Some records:
▼

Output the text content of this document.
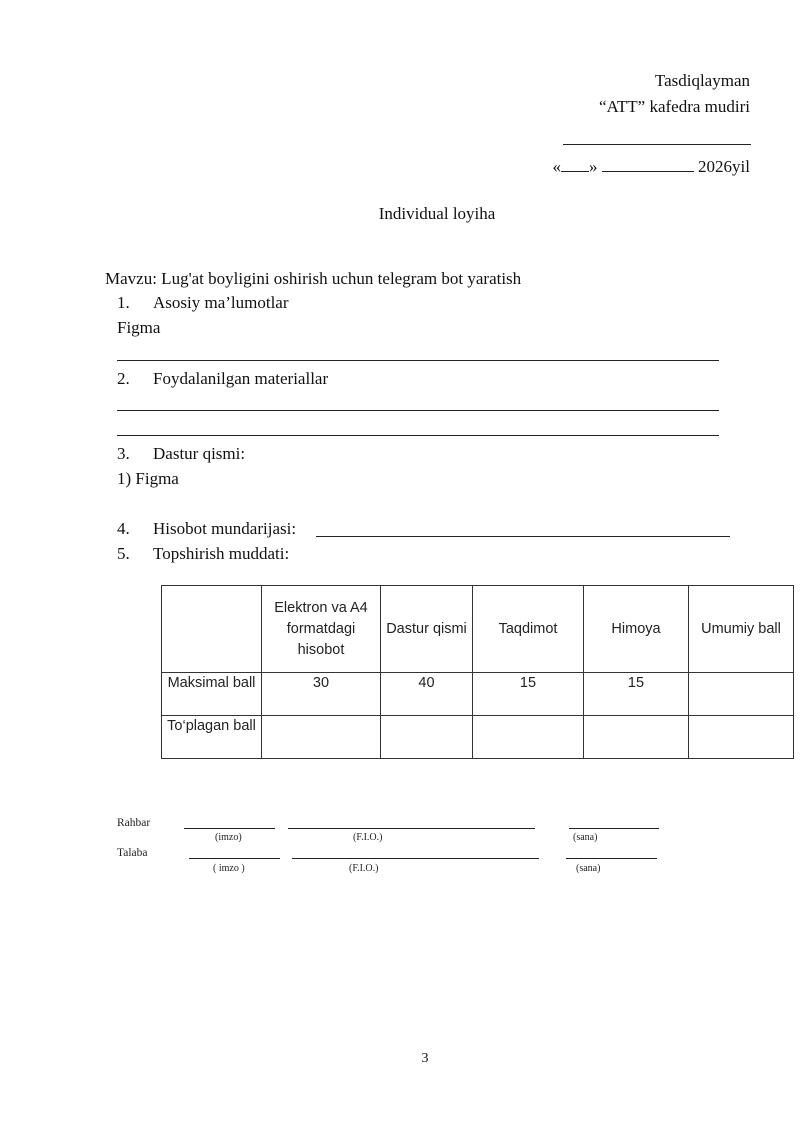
Tasdiqlayman
“ATT” kafedra mudiri
« »	2026yil
Individual loyiha
Mavzu: Lug'at boyligini oshirish uchun telegram bot yaratish
1. Asosiy ma’lumotlar
Figma
2. Foydalanilgan materiallar
3. Dastur qismi:
1) Figma
4. Hisobot mundarijasi:
5. Topshirish muddati:
	Elektron va A4 formatdagi hisobot	Dastur qismi	Taqdimot	Himoya	Umumiy ball
Maksimal ball	30	40	15	15	
To‘plagan ball					
Rahbar
(imzo)	(F.I.O.)	(sana)
Talaba
( imzo )	(F.I.O.)	(sana)
3
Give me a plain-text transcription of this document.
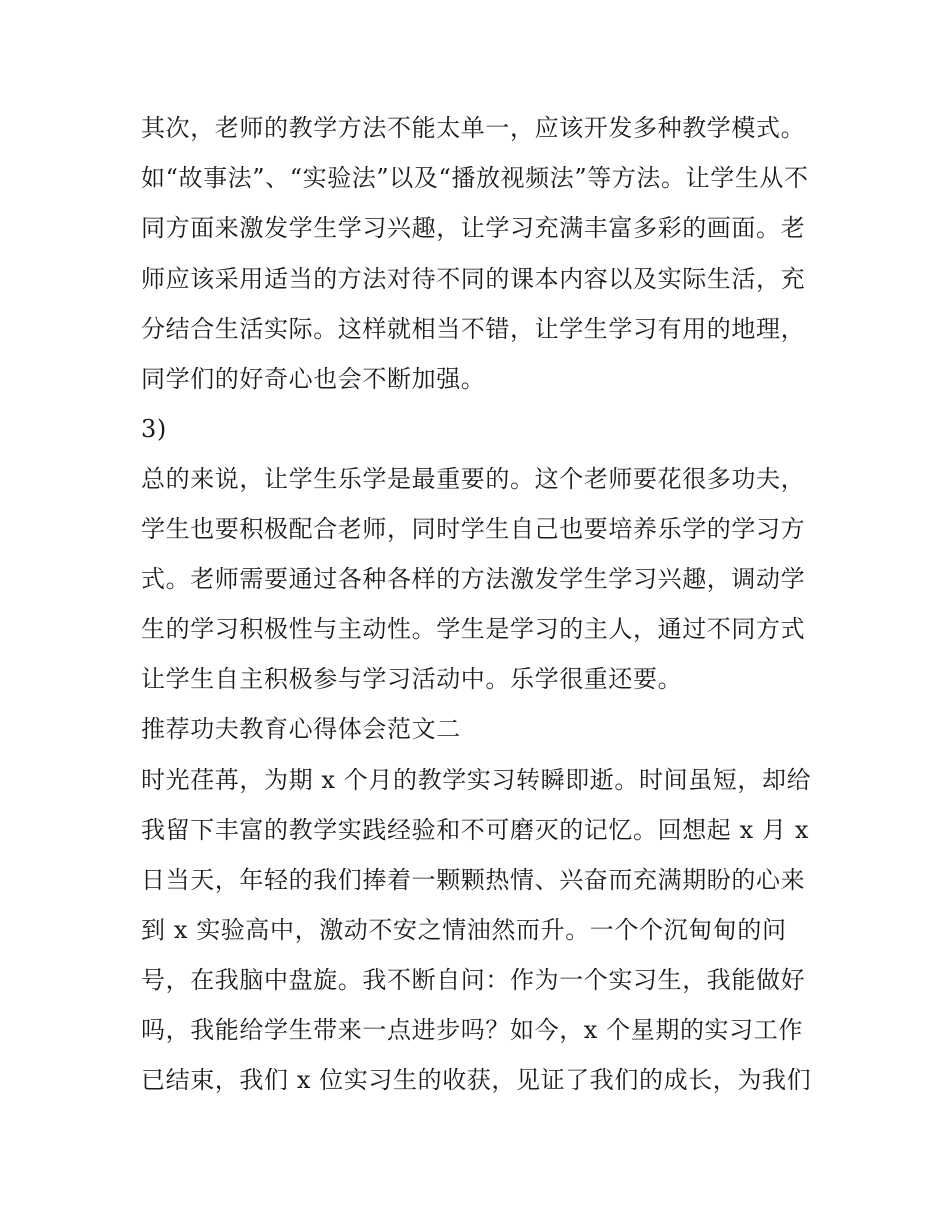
其次，老师的教学方法不能太单一，应该开发多种教学模式。
如“故事法”、“实验法”以及“播放视频法”等方法。让学生从不
同方面来激发学生学习兴趣，让学习充满丰富多彩的画面。老
师应该采用适当的方法对待不同的课本内容以及实际生活，充
分结合生活实际。这样就相当不错，让学生学习有用的地理，
同学们的好奇心也会不断加强。
3)
总的来说，让学生乐学是最重要的。这个老师要花很多功夫，
学生也要积极配合老师，同时学生自己也要培养乐学的学习方
式。老师需要通过各种各样的方法激发学生学习兴趣，调动学
生的学习积极性与主动性。学生是学习的主人，通过不同方式
让学生自主积极参与学习活动中。乐学很重还要。
推荐功夫教育心得体会范文二
时光荏苒，为期 x 个月的教学实习转瞬即逝。时间虽短，却给
我留下丰富的教学实践经验和不可磨灭的记忆。回想起 x 月 x
日当天，年轻的我们捧着一颗颗热情、兴奋而充满期盼的心来
到 x 实验高中，激动不安之情油然而升。一个个沉甸甸的问
号，在我脑中盘旋。我不断自问：作为一个实习生，我能做好
吗，我能给学生带来一点进步吗？如今，x 个星期的实习工作
已结束，我们 x 位实习生的收获，见证了我们的成长，为我们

▲

■ Written instruction: Leave the images out and output the remaining material exactly as it stands.

■ Task result:
Output the text content of this document.
Tasdiqlayman
“ATT” kafedra mudiri
« »	2026yil
Individual loyiha
Mavzu: Lug'at boyligini oshirish uchun telegram bot yaratish
1. Asosiy ma’lumotlar
Figma
2. Foydalanilgan materiallar
3. Dastur qismi:
1) Figma
4. Hisobot mundarijasi:
5. Topshirish muddati:
	Elektron va A4 formatdagi hisobot	Dastur qismi	Taqdimot	Himoya	Umumiy ball
Maksimal ball	30	40	15	15	
To‘plagan ball					
Rahbar
(imzo)	(F.I.O.)	(sana)
Talaba
( imzo )	(F.I.O.)	(sana)
3
Give me a plain-text transcription of this document.
其次，老师的教学方法不能太单一，应该开发多种教学模式。
如“故事法”、“实验法”以及“播放视频法”等方法。让学生从不
同方面来激发学生学习兴趣，让学习充满丰富多彩的画面。老
师应该采用适当的方法对待不同的课本内容以及实际生活，充
分结合生活实际。这样就相当不错，让学生学习有用的地理，
同学们的好奇心也会不断加强。
3)
总的来说，让学生乐学是最重要的。这个老师要花很多功夫，
学生也要积极配合老师，同时学生自己也要培养乐学的学习方
式。老师需要通过各种各样的方法激发学生学习兴趣，调动学
生的学习积极性与主动性。学生是学习的主人，通过不同方式
让学生自主积极参与学习活动中。乐学很重还要。
推荐功夫教育心得体会范文二
时光荏苒，为期 x 个月的教学实习转瞬即逝。时间虽短，却给
我留下丰富的教学实践经验和不可磨灭的记忆。回想起 x 月 x
日当天，年轻的我们捧着一颗颗热情、兴奋而充满期盼的心来
到 x 实验高中，激动不安之情油然而升。一个个沉甸甸的问
号，在我脑中盘旋。我不断自问：作为一个实习生，我能做好
吗，我能给学生带来一点进步吗？如今，x 个星期的实习工作
已结束，我们 x 位实习生的收获，见证了我们的成长，为我们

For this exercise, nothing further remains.